# DESCRIPTION OF THE TASK
Write out every line below that includes the word "NOAA".

# RECORDS SHOWN
+++
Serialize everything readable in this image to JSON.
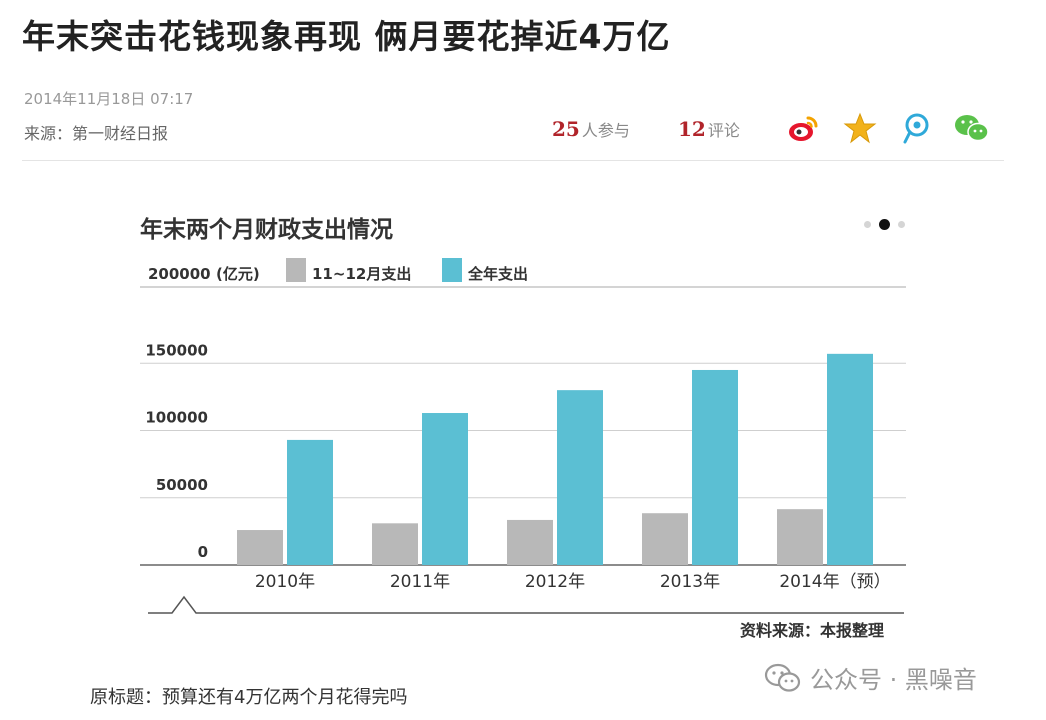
{
  "article": {
    "title": "年末突击花钱现象再现 俩月要花掉近4万亿",
    "datetime": "2014年11月18日 07:17",
    "source": "来源：第一财经日报",
    "participants_count": "25",
    "participants_label": "人参与",
    "comments_count": "12",
    "comments_label": "评论",
    "original_title": "原标题：预算还有4万亿两个月花得完吗"
  },
  "share_icons": [
    "weibo-icon",
    "favorite-star-icon",
    "tencent-weibo-icon",
    "wechat-icon"
  ],
  "watermark": {
    "text": "公众号 · 黑噪音",
    "icon": "wechat-icon"
  },
  "colors": {
    "accent_red": "#b1242a",
    "bar_gray": "#b8b8b8",
    "bar_blue": "#5bbfd3"
  },
  "chart_data": {
    "type": "bar",
    "title": "年末两个月财政支出情况",
    "unit_label": "(亿元)",
    "source": "资料来源：本报整理",
    "categories": [
      "2010年",
      "2011年",
      "2012年",
      "2013年",
      "2014年（预）"
    ],
    "series": [
      {
        "name": "11~12月支出",
        "color": "#b8b8b8",
        "values": [
          26000,
          31000,
          33500,
          38500,
          41500
        ]
      },
      {
        "name": "全年支出",
        "color": "#5bbfd3",
        "values": [
          93000,
          113000,
          130000,
          145000,
          157000
        ]
      }
    ],
    "y_ticks": [
      "0",
      "50000",
      "100000",
      "150000",
      "200000"
    ],
    "ylim": [
      0,
      200000
    ],
    "legend_position": "top-left",
    "grid": true,
    "pager": {
      "count": 3,
      "active": 1
    }
  }
}
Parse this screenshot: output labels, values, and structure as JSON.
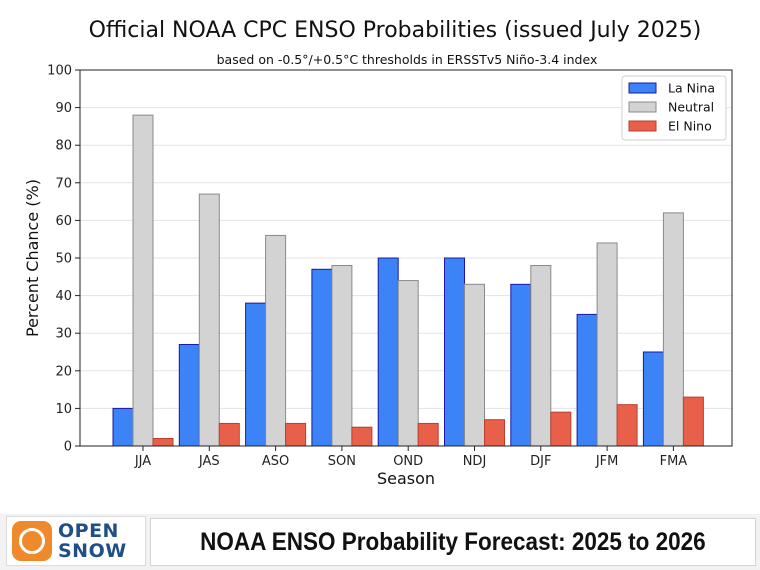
{
  "chart_data": {
    "type": "bar",
    "title": "Official NOAA CPC ENSO Probabilities (issued July 2025)",
    "subtitle": "based on -0.5°/+0.5°C thresholds in ERSSTv5 Niño-3.4 index",
    "xlabel": "Season",
    "ylabel": "Percent Chance (%)",
    "ylim": [
      0,
      100
    ],
    "yticks": [
      0,
      10,
      20,
      30,
      40,
      50,
      60,
      70,
      80,
      90,
      100
    ],
    "grid": "horizontal",
    "legend_position": "top-right",
    "categories": [
      "JJA",
      "JAS",
      "ASO",
      "SON",
      "OND",
      "NDJ",
      "DJF",
      "JFM",
      "FMA"
    ],
    "series": [
      {
        "name": "La Nina",
        "color": "#3b83f6",
        "values": [
          10,
          27,
          38,
          47,
          50,
          50,
          43,
          35,
          25
        ]
      },
      {
        "name": "Neutral",
        "color": "#d3d3d3",
        "values": [
          88,
          67,
          56,
          48,
          44,
          43,
          48,
          54,
          62
        ]
      },
      {
        "name": "El Nino",
        "color": "#e9604a",
        "values": [
          2,
          6,
          6,
          5,
          6,
          7,
          9,
          11,
          13
        ]
      }
    ]
  },
  "footer": {
    "logo_line1": "OPEN",
    "logo_line2": "SNOW",
    "logo_icon": "sun-icon",
    "banner": "NOAA ENSO Probability Forecast: 2025 to 2026"
  },
  "colors": {
    "la_nina_edge": "#1a1aa6",
    "neutral_edge": "#8a8a8a",
    "el_nino_edge": "#b8412e",
    "logo_orange": "#ef8a2c",
    "logo_blue": "#1f4f86"
  }
}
+++
# SOLUTION TO THE PROBLEM
    "title": "Official NOAA CPC ENSO Probabilities (issued July 2025)",
    "banner": "NOAA ENSO Probability Forecast: 2025 to 2026"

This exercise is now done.